Copy out the data exactly, leaving the pictures behind.

(Dataset entries on figures)
▬▬▬▬▬▬

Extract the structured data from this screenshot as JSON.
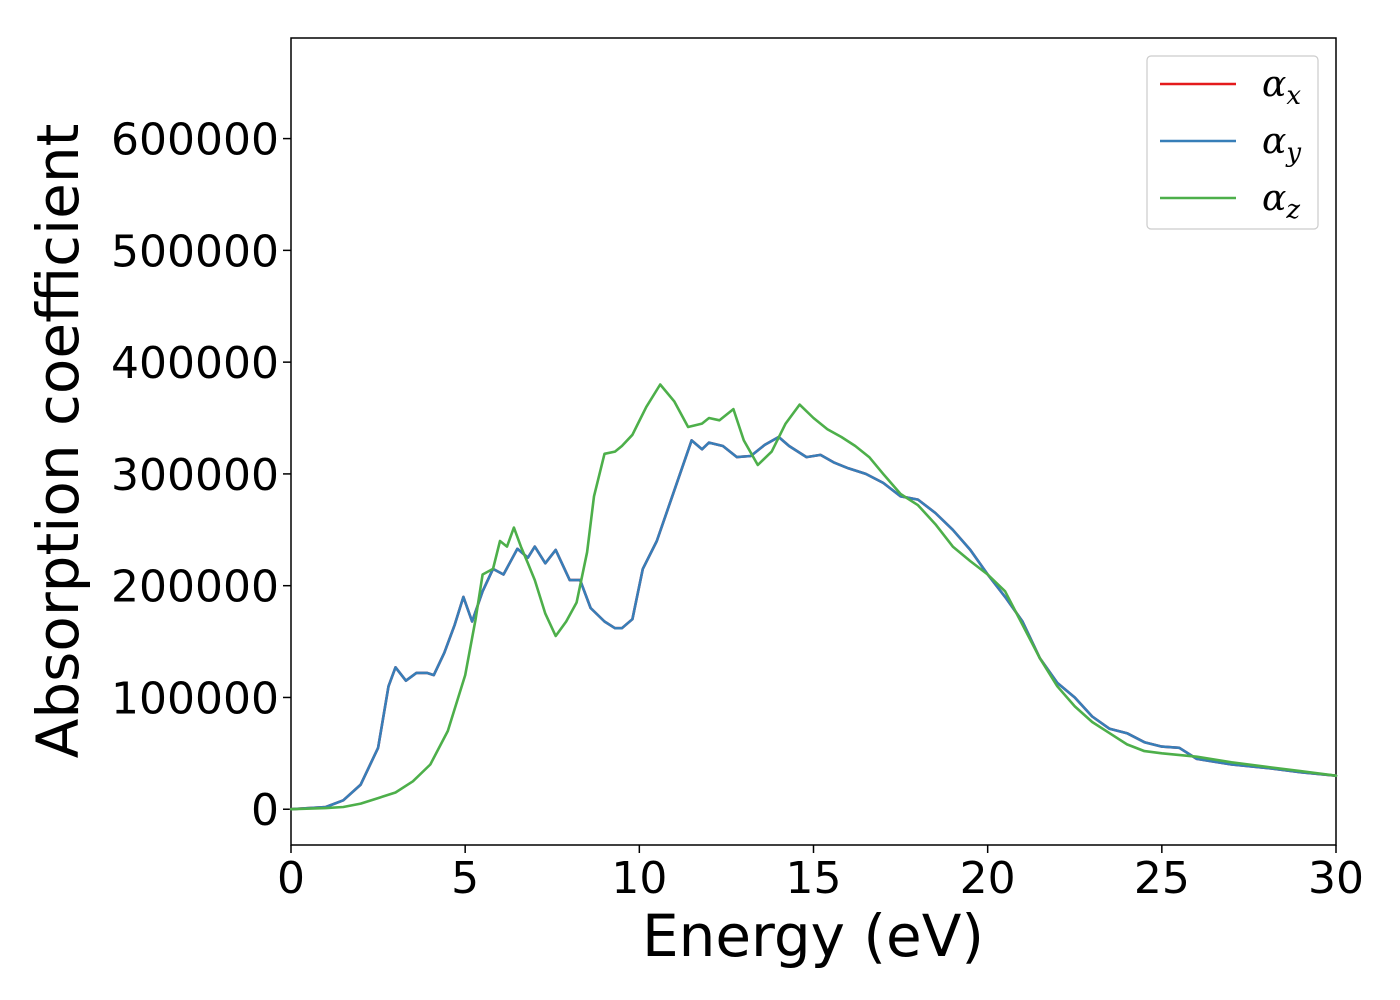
{
  "chart_data": {
    "type": "line",
    "title": "",
    "xlabel": "Energy (eV)",
    "ylabel": "Absorption coefficient",
    "xlim": [
      0,
      30
    ],
    "ylim": [
      -32000,
      690000
    ],
    "xticks": [
      "0",
      "5",
      "10",
      "15",
      "20",
      "25",
      "30"
    ],
    "yticks": [
      "0",
      "100000",
      "200000",
      "300000",
      "400000",
      "500000",
      "600000"
    ],
    "grid": false,
    "legend_position": "top-right",
    "colors": {
      "alpha_x": "#e41a1c",
      "alpha_y": "#377eb8",
      "alpha_z": "#4daf4a"
    },
    "legend": [
      {
        "key": "alpha_x",
        "symbol": "α",
        "sub": "x"
      },
      {
        "key": "alpha_y",
        "symbol": "α",
        "sub": "y"
      },
      {
        "key": "alpha_z",
        "symbol": "α",
        "sub": "z"
      }
    ],
    "series": [
      {
        "name": "α_x",
        "key": "alpha_x",
        "x": [
          0,
          1,
          1.5,
          2,
          2.5,
          2.8,
          3,
          3.3,
          3.6,
          3.9,
          4.1,
          4.4,
          4.7,
          4.95,
          5.2,
          5.5,
          5.8,
          6.1,
          6.5,
          6.8,
          7.0,
          7.3,
          7.6,
          8.0,
          8.3,
          8.6,
          9.0,
          9.3,
          9.5,
          9.8,
          10.1,
          10.5,
          11.0,
          11.5,
          11.8,
          12.0,
          12.4,
          12.8,
          13.2,
          13.6,
          14.0,
          14.3,
          14.8,
          15.2,
          15.6,
          16.0,
          16.5,
          17.0,
          17.5,
          18.0,
          18.5,
          19.0,
          19.5,
          20.0,
          20.5,
          21.0,
          21.5,
          22.0,
          22.5,
          23.0,
          23.5,
          24.0,
          24.5,
          25.0,
          25.5,
          26.0,
          27.0,
          28.0,
          29.0,
          30.0
        ],
        "y": [
          0,
          2000,
          8000,
          22000,
          55000,
          110000,
          127000,
          115000,
          122000,
          122000,
          120000,
          140000,
          165000,
          190000,
          168000,
          195000,
          215000,
          210000,
          233000,
          225000,
          235000,
          220000,
          232000,
          205000,
          205000,
          180000,
          168000,
          162000,
          162000,
          170000,
          215000,
          240000,
          285000,
          330000,
          322000,
          328000,
          325000,
          315000,
          316000,
          326000,
          333000,
          325000,
          315000,
          317000,
          310000,
          305000,
          300000,
          292000,
          280000,
          277000,
          265000,
          250000,
          232000,
          210000,
          190000,
          168000,
          135000,
          113000,
          100000,
          83000,
          72000,
          68000,
          60000,
          56000,
          55000,
          45000,
          40000,
          37000,
          33000,
          30000
        ]
      },
      {
        "name": "α_y",
        "key": "alpha_y",
        "x": [
          0,
          1,
          1.5,
          2,
          2.5,
          2.8,
          3,
          3.3,
          3.6,
          3.9,
          4.1,
          4.4,
          4.7,
          4.95,
          5.2,
          5.5,
          5.8,
          6.1,
          6.5,
          6.8,
          7.0,
          7.3,
          7.6,
          8.0,
          8.3,
          8.6,
          9.0,
          9.3,
          9.5,
          9.8,
          10.1,
          10.5,
          11.0,
          11.5,
          11.8,
          12.0,
          12.4,
          12.8,
          13.2,
          13.6,
          14.0,
          14.3,
          14.8,
          15.2,
          15.6,
          16.0,
          16.5,
          17.0,
          17.5,
          18.0,
          18.5,
          19.0,
          19.5,
          20.0,
          20.5,
          21.0,
          21.5,
          22.0,
          22.5,
          23.0,
          23.5,
          24.0,
          24.5,
          25.0,
          25.5,
          26.0,
          27.0,
          28.0,
          29.0,
          30.0
        ],
        "y": [
          0,
          2000,
          8000,
          22000,
          55000,
          110000,
          127000,
          115000,
          122000,
          122000,
          120000,
          140000,
          165000,
          190000,
          168000,
          195000,
          215000,
          210000,
          233000,
          225000,
          235000,
          220000,
          232000,
          205000,
          205000,
          180000,
          168000,
          162000,
          162000,
          170000,
          215000,
          240000,
          285000,
          330000,
          322000,
          328000,
          325000,
          315000,
          316000,
          326000,
          333000,
          325000,
          315000,
          317000,
          310000,
          305000,
          300000,
          292000,
          280000,
          277000,
          265000,
          250000,
          232000,
          210000,
          190000,
          168000,
          135000,
          113000,
          100000,
          83000,
          72000,
          68000,
          60000,
          56000,
          55000,
          45000,
          40000,
          37000,
          33000,
          30000
        ]
      },
      {
        "name": "α_z",
        "key": "alpha_z",
        "x": [
          0,
          1,
          1.5,
          2,
          2.5,
          3,
          3.5,
          4,
          4.5,
          5,
          5.3,
          5.5,
          5.8,
          6.0,
          6.2,
          6.4,
          6.6,
          6.8,
          7.0,
          7.3,
          7.6,
          7.9,
          8.2,
          8.5,
          8.7,
          9.0,
          9.3,
          9.5,
          9.8,
          10.2,
          10.6,
          11.0,
          11.4,
          11.8,
          12.0,
          12.3,
          12.7,
          13.0,
          13.4,
          13.8,
          14.2,
          14.6,
          15.0,
          15.4,
          15.8,
          16.2,
          16.6,
          17.0,
          17.5,
          18.0,
          18.5,
          19.0,
          19.5,
          20.0,
          20.5,
          21.0,
          21.5,
          22.0,
          22.5,
          23.0,
          23.5,
          24.0,
          24.5,
          25.0,
          26.0,
          27.0,
          28.0,
          29.0,
          30.0
        ],
        "y": [
          0,
          1000,
          2000,
          5000,
          10000,
          15000,
          25000,
          40000,
          70000,
          120000,
          170000,
          210000,
          215000,
          240000,
          235000,
          252000,
          235000,
          220000,
          205000,
          175000,
          155000,
          168000,
          185000,
          230000,
          280000,
          318000,
          320000,
          325000,
          335000,
          360000,
          380000,
          365000,
          342000,
          345000,
          350000,
          348000,
          358000,
          330000,
          308000,
          320000,
          345000,
          362000,
          350000,
          340000,
          333000,
          325000,
          315000,
          300000,
          282000,
          272000,
          255000,
          235000,
          222000,
          210000,
          195000,
          165000,
          135000,
          110000,
          92000,
          78000,
          68000,
          58000,
          52000,
          50000,
          47000,
          42000,
          38000,
          34000,
          30000
        ]
      }
    ]
  }
}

▬▬▬▬▬▬

Exercise answer |
Extract the structured data from this screenshot as JSON.
{
  "chart_data": {
    "type": "line",
    "title": "",
    "xlabel": "Energy (eV)",
    "ylabel": "Absorption coefficient",
    "xlim": [
      0,
      30
    ],
    "ylim": [
      -32000,
      690000
    ],
    "xticks": [
      "0",
      "5",
      "10",
      "15",
      "20",
      "25",
      "30"
    ],
    "yticks": [
      "0",
      "100000",
      "200000",
      "300000",
      "400000",
      "500000",
      "600000"
    ],
    "grid": false,
    "legend_position": "top-right",
    "colors": {
      "alpha_x": "#e41a1c",
      "alpha_y": "#377eb8",
      "alpha_z": "#4daf4a"
    },
    "legend": [
      {
        "key": "alpha_x",
        "symbol": "α",
        "sub": "x"
      },
      {
        "key": "alpha_y",
        "symbol": "α",
        "sub": "y"
      },
      {
        "key": "alpha_z",
        "symbol": "α",
        "sub": "z"
      }
    ],
    "series": [
      {
        "name": "α_x",
        "key": "alpha_x",
        "x": [
          0,
          1,
          1.5,
          2,
          2.5,
          2.8,
          3,
          3.3,
          3.6,
          3.9,
          4.1,
          4.4,
          4.7,
          4.95,
          5.2,
          5.5,
          5.8,
          6.1,
          6.5,
          6.8,
          7.0,
          7.3,
          7.6,
          8.0,
          8.3,
          8.6,
          9.0,
          9.3,
          9.5,
          9.8,
          10.1,
          10.5,
          11.0,
          11.5,
          11.8,
          12.0,
          12.4,
          12.8,
          13.2,
          13.6,
          14.0,
          14.3,
          14.8,
          15.2,
          15.6,
          16.0,
          16.5,
          17.0,
          17.5,
          18.0,
          18.5,
          19.0,
          19.5,
          20.0,
          20.5,
          21.0,
          21.5,
          22.0,
          22.5,
          23.0,
          23.5,
          24.0,
          24.5,
          25.0,
          25.5,
          26.0,
          27.0,
          28.0,
          29.0,
          30.0
        ],
        "y": [
          0,
          2000,
          8000,
          22000,
          55000,
          110000,
          127000,
          115000,
          122000,
          122000,
          120000,
          140000,
          165000,
          190000,
          168000,
          195000,
          215000,
          210000,
          233000,
          225000,
          235000,
          220000,
          232000,
          205000,
          205000,
          180000,
          168000,
          162000,
          162000,
          170000,
          215000,
          240000,
          285000,
          330000,
          322000,
          328000,
          325000,
          315000,
          316000,
          326000,
          333000,
          325000,
          315000,
          317000,
          310000,
          305000,
          300000,
          292000,
          280000,
          277000,
          265000,
          250000,
          232000,
          210000,
          190000,
          168000,
          135000,
          113000,
          100000,
          83000,
          72000,
          68000,
          60000,
          56000,
          55000,
          45000,
          40000,
          37000,
          33000,
          30000
        ]
      },
      {
        "name": "α_y",
        "key": "alpha_y",
        "x": [
          0,
          1,
          1.5,
          2,
          2.5,
          2.8,
          3,
          3.3,
          3.6,
          3.9,
          4.1,
          4.4,
          4.7,
          4.95,
          5.2,
          5.5,
          5.8,
          6.1,
          6.5,
          6.8,
          7.0,
          7.3,
          7.6,
          8.0,
          8.3,
          8.6,
          9.0,
          9.3,
          9.5,
          9.8,
          10.1,
          10.5,
          11.0,
          11.5,
          11.8,
          12.0,
          12.4,
          12.8,
          13.2,
          13.6,
          14.0,
          14.3,
          14.8,
          15.2,
          15.6,
          16.0,
          16.5,
          17.0,
          17.5,
          18.0,
          18.5,
          19.0,
          19.5,
          20.0,
          20.5,
          21.0,
          21.5,
          22.0,
          22.5,
          23.0,
          23.5,
          24.0,
          24.5,
          25.0,
          25.5,
          26.0,
          27.0,
          28.0,
          29.0,
          30.0
        ],
        "y": [
          0,
          2000,
          8000,
          22000,
          55000,
          110000,
          127000,
          115000,
          122000,
          122000,
          120000,
          140000,
          165000,
          190000,
          168000,
          195000,
          215000,
          210000,
          233000,
          225000,
          235000,
          220000,
          232000,
          205000,
          205000,
          180000,
          168000,
          162000,
          162000,
          170000,
          215000,
          240000,
          285000,
          330000,
          322000,
          328000,
          325000,
          315000,
          316000,
          326000,
          333000,
          325000,
          315000,
          317000,
          310000,
          305000,
          300000,
          292000,
          280000,
          277000,
          265000,
          250000,
          232000,
          210000,
          190000,
          168000,
          135000,
          113000,
          100000,
          83000,
          72000,
          68000,
          60000,
          56000,
          55000,
          45000,
          40000,
          37000,
          33000,
          30000
        ]
      },
      {
        "name": "α_z",
        "key": "alpha_z",
        "x": [
          0,
          1,
          1.5,
          2,
          2.5,
          3,
          3.5,
          4,
          4.5,
          5,
          5.3,
          5.5,
          5.8,
          6.0,
          6.2,
          6.4,
          6.6,
          6.8,
          7.0,
          7.3,
          7.6,
          7.9,
          8.2,
          8.5,
          8.7,
          9.0,
          9.3,
          9.5,
          9.8,
          10.2,
          10.6,
          11.0,
          11.4,
          11.8,
          12.0,
          12.3,
          12.7,
          13.0,
          13.4,
          13.8,
          14.2,
          14.6,
          15.0,
          15.4,
          15.8,
          16.2,
          16.6,
          17.0,
          17.5,
          18.0,
          18.5,
          19.0,
          19.5,
          20.0,
          20.5,
          21.0,
          21.5,
          22.0,
          22.5,
          23.0,
          23.5,
          24.0,
          24.5,
          25.0,
          26.0,
          27.0,
          28.0,
          29.0,
          30.0
        ],
        "y": [
          0,
          1000,
          2000,
          5000,
          10000,
          15000,
          25000,
          40000,
          70000,
          120000,
          170000,
          210000,
          215000,
          240000,
          235000,
          252000,
          235000,
          220000,
          205000,
          175000,
          155000,
          168000,
          185000,
          230000,
          280000,
          318000,
          320000,
          325000,
          335000,
          360000,
          380000,
          365000,
          342000,
          345000,
          350000,
          348000,
          358000,
          330000,
          308000,
          320000,
          345000,
          362000,
          350000,
          340000,
          333000,
          325000,
          315000,
          300000,
          282000,
          272000,
          255000,
          235000,
          222000,
          210000,
          195000,
          165000,
          135000,
          110000,
          92000,
          78000,
          68000,
          58000,
          52000,
          50000,
          47000,
          42000,
          38000,
          34000,
          30000
        ]
      }
    ]
  }
}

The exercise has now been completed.